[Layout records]
□ □ □ □ □ □ □

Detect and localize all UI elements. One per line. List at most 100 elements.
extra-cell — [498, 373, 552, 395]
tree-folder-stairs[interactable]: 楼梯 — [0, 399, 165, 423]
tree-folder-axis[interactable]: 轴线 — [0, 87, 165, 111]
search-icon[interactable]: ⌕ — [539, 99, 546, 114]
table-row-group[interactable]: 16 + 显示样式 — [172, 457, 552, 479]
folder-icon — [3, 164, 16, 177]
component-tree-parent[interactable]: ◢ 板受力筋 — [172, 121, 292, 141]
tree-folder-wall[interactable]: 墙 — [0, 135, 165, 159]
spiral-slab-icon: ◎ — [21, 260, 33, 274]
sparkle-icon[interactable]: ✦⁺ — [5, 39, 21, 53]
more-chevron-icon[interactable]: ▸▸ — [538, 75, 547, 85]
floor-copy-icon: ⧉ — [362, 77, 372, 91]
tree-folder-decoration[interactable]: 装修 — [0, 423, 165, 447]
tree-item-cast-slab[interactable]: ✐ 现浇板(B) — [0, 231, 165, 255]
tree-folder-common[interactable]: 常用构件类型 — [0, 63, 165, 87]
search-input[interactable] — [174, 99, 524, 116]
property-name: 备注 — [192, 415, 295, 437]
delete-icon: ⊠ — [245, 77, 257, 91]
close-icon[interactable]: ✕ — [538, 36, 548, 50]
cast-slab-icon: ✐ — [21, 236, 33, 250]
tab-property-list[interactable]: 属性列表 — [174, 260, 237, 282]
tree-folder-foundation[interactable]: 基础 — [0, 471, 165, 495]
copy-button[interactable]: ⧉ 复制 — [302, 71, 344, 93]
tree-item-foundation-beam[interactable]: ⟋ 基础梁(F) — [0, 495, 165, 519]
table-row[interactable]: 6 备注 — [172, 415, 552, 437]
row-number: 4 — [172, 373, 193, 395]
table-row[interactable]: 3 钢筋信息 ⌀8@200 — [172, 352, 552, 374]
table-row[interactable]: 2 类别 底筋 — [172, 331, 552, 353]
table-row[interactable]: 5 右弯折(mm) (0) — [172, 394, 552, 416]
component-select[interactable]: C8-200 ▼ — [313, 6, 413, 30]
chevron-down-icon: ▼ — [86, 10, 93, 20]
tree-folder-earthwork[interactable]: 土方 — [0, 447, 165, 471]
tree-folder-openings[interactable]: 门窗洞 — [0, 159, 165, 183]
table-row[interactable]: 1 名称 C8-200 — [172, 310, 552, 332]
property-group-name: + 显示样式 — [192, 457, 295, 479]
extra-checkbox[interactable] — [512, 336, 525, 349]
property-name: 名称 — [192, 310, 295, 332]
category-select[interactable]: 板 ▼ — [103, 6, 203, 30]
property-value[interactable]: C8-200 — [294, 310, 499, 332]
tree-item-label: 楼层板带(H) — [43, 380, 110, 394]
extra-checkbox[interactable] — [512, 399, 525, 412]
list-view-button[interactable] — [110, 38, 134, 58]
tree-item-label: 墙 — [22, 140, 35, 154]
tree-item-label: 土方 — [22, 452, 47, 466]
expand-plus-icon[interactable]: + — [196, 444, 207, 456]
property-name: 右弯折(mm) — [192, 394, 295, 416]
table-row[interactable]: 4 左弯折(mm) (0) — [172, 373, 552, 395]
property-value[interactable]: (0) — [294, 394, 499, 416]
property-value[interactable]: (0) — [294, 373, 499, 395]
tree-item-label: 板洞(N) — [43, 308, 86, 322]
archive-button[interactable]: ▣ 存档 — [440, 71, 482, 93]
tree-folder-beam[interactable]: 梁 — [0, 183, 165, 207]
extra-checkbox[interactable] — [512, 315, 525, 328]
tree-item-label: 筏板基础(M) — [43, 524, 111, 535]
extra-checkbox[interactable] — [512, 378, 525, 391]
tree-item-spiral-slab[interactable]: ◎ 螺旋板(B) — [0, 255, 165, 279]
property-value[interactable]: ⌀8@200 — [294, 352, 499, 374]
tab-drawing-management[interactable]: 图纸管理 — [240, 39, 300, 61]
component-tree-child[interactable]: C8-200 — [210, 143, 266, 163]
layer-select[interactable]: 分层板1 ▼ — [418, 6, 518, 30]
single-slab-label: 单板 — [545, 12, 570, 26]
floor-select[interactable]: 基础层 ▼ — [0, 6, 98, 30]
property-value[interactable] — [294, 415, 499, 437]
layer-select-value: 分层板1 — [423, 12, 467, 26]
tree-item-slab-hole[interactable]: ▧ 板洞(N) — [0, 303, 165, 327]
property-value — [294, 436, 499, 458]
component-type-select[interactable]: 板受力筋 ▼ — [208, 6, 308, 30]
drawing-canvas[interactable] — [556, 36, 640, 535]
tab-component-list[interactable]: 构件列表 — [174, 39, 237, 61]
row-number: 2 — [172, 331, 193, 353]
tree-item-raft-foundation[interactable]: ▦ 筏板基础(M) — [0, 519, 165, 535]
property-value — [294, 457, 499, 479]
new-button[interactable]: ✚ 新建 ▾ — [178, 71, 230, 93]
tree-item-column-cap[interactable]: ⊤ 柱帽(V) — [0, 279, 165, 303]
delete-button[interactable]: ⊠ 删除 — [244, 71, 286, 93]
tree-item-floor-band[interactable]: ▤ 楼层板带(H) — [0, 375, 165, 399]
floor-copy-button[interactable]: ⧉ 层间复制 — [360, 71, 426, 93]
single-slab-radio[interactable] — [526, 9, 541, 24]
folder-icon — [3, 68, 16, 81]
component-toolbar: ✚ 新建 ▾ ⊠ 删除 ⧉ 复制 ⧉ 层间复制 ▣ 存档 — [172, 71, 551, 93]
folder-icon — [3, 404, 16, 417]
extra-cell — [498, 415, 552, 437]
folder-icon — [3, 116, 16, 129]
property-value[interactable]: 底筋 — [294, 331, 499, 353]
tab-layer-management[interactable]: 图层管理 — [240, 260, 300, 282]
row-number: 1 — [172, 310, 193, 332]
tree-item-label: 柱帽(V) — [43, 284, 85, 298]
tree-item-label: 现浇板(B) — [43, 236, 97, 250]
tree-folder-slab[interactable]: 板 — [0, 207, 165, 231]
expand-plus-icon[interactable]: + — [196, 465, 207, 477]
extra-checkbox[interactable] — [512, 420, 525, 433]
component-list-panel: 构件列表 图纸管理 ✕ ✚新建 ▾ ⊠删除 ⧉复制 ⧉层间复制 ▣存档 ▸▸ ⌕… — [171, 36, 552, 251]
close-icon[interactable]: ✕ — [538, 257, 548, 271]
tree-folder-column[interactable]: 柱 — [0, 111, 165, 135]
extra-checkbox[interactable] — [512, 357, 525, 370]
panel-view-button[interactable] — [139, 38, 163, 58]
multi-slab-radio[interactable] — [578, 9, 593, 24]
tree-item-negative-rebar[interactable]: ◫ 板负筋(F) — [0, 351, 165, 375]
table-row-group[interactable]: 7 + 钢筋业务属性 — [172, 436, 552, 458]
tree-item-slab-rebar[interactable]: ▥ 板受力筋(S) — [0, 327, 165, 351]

□ □ □ □ □ □ □

_Task:_ Copy out every line of the layout records above without changing anything.

_Expected answer:_
Detect and localize all UI elements. One per line. List at most 100 elements.
extra-cell — [498, 373, 552, 395]
tree-folder-stairs[interactable]: 楼梯 — [0, 399, 165, 423]
tree-folder-axis[interactable]: 轴线 — [0, 87, 165, 111]
search-icon[interactable]: ⌕ — [539, 99, 546, 114]
table-row-group[interactable]: 16 + 显示样式 — [172, 457, 552, 479]
folder-icon — [3, 164, 16, 177]
component-tree-parent[interactable]: ◢ 板受力筋 — [172, 121, 292, 141]
tree-folder-wall[interactable]: 墙 — [0, 135, 165, 159]
spiral-slab-icon: ◎ — [21, 260, 33, 274]
sparkle-icon[interactable]: ✦⁺ — [5, 39, 21, 53]
more-chevron-icon[interactable]: ▸▸ — [538, 75, 547, 85]
floor-copy-icon: ⧉ — [362, 77, 372, 91]
tree-folder-decoration[interactable]: 装修 — [0, 423, 165, 447]
tree-item-cast-slab[interactable]: ✐ 现浇板(B) — [0, 231, 165, 255]
tree-folder-common[interactable]: 常用构件类型 — [0, 63, 165, 87]
search-input[interactable] — [174, 99, 524, 116]
property-name: 备注 — [192, 415, 295, 437]
delete-icon: ⊠ — [245, 77, 257, 91]
close-icon[interactable]: ✕ — [538, 36, 548, 50]
cast-slab-icon: ✐ — [21, 236, 33, 250]
tab-property-list[interactable]: 属性列表 — [174, 260, 237, 282]
tree-folder-foundation[interactable]: 基础 — [0, 471, 165, 495]
copy-button[interactable]: ⧉ 复制 — [302, 71, 344, 93]
tree-item-foundation-beam[interactable]: ⟋ 基础梁(F) — [0, 495, 165, 519]
table-row[interactable]: 6 备注 — [172, 415, 552, 437]
row-number: 4 — [172, 373, 193, 395]
table-row[interactable]: 3 钢筋信息 ⌀8@200 — [172, 352, 552, 374]
table-row[interactable]: 2 类别 底筋 — [172, 331, 552, 353]
table-row[interactable]: 5 右弯折(mm) (0) — [172, 394, 552, 416]
component-select[interactable]: C8-200 ▼ — [313, 6, 413, 30]
chevron-down-icon: ▼ — [86, 10, 93, 20]
tree-folder-earthwork[interactable]: 土方 — [0, 447, 165, 471]
tree-folder-openings[interactable]: 门窗洞 — [0, 159, 165, 183]
table-row[interactable]: 1 名称 C8-200 — [172, 310, 552, 332]
property-group-name: + 显示样式 — [192, 457, 295, 479]
extra-checkbox[interactable] — [512, 336, 525, 349]
property-name: 名称 — [192, 310, 295, 332]
category-select[interactable]: 板 ▼ — [103, 6, 203, 30]
property-value[interactable]: C8-200 — [294, 310, 499, 332]
tree-item-label: 楼层板带(H) — [43, 380, 110, 394]
extra-checkbox[interactable] — [512, 399, 525, 412]
list-view-button[interactable] — [110, 38, 134, 58]
tree-item-label: 墙 — [22, 140, 35, 154]
tree-item-label: 土方 — [22, 452, 47, 466]
expand-plus-icon[interactable]: + — [196, 444, 207, 456]
property-name: 右弯折(mm) — [192, 394, 295, 416]
table-row[interactable]: 4 左弯折(mm) (0) — [172, 373, 552, 395]
property-value[interactable]: (0) — [294, 394, 499, 416]
property-value[interactable]: (0) — [294, 373, 499, 395]
tree-item-label: 板洞(N) — [43, 308, 86, 322]
archive-button[interactable]: ▣ 存档 — [440, 71, 482, 93]
tree-folder-beam[interactable]: 梁 — [0, 183, 165, 207]
extra-checkbox[interactable] — [512, 315, 525, 328]
tree-item-label: 筏板基础(M) — [43, 524, 111, 535]
extra-checkbox[interactable] — [512, 378, 525, 391]
tree-item-spiral-slab[interactable]: ◎ 螺旋板(B) — [0, 255, 165, 279]
property-value[interactable]: ⌀8@200 — [294, 352, 499, 374]
tab-drawing-management[interactable]: 图纸管理 — [240, 39, 300, 61]
component-tree-child[interactable]: C8-200 — [210, 143, 266, 163]
layer-select[interactable]: 分层板1 ▼ — [418, 6, 518, 30]
single-slab-label: 单板 — [545, 12, 570, 26]
floor-select[interactable]: 基础层 ▼ — [0, 6, 98, 30]
property-value[interactable] — [294, 415, 499, 437]
layer-select-value: 分层板1 — [423, 12, 467, 26]
tree-item-slab-hole[interactable]: ▧ 板洞(N) — [0, 303, 165, 327]
property-value — [294, 436, 499, 458]
component-type-select[interactable]: 板受力筋 ▼ — [208, 6, 308, 30]
drawing-canvas[interactable] — [556, 36, 640, 535]
tab-component-list[interactable]: 构件列表 — [174, 39, 237, 61]
row-number: 2 — [172, 331, 193, 353]
tree-item-raft-foundation[interactable]: ▦ 筏板基础(M) — [0, 519, 165, 535]
property-value — [294, 457, 499, 479]
new-button[interactable]: ✚ 新建 ▾ — [178, 71, 230, 93]
tree-item-column-cap[interactable]: ⊤ 柱帽(V) — [0, 279, 165, 303]
delete-button[interactable]: ⊠ 删除 — [244, 71, 286, 93]
tree-item-floor-band[interactable]: ▤ 楼层板带(H) — [0, 375, 165, 399]
floor-copy-button[interactable]: ⧉ 层间复制 — [360, 71, 426, 93]
single-slab-radio[interactable] — [526, 9, 541, 24]
folder-icon — [3, 68, 16, 81]
component-toolbar: ✚ 新建 ▾ ⊠ 删除 ⧉ 复制 ⧉ 层间复制 ▣ 存档 — [172, 71, 551, 93]
folder-icon — [3, 404, 16, 417]
extra-cell — [498, 415, 552, 437]
folder-icon — [3, 116, 16, 129]
property-value[interactable]: 底筋 — [294, 331, 499, 353]
tab-layer-management[interactable]: 图层管理 — [240, 260, 300, 282]
row-number: 1 — [172, 310, 193, 332]
tree-item-label: 柱帽(V) — [43, 284, 85, 298]
tree-item-label: 现浇板(B) — [43, 236, 97, 250]
tree-folder-slab[interactable]: 板 — [0, 207, 165, 231]
expand-plus-icon[interactable]: + — [196, 465, 207, 477]
extra-checkbox[interactable] — [512, 420, 525, 433]
component-list-panel: 构件列表 图纸管理 ✕ ✚新建 ▾ ⊠删除 ⧉复制 ⧉层间复制 ▣存档 ▸▸ ⌕… — [171, 36, 552, 251]
close-icon[interactable]: ✕ — [538, 257, 548, 271]
tree-folder-column[interactable]: 柱 — [0, 111, 165, 135]
extra-checkbox[interactable] — [512, 357, 525, 370]
panel-view-button[interactable] — [139, 38, 163, 58]
multi-slab-radio[interactable] — [578, 9, 593, 24]
tree-item-negative-rebar[interactable]: ◫ 板负筋(F) — [0, 351, 165, 375]
table-row-group[interactable]: 7 + 钢筋业务属性 — [172, 436, 552, 458]
tree-item-slab-rebar[interactable]: ▥ 板受力筋(S) — [0, 327, 165, 351]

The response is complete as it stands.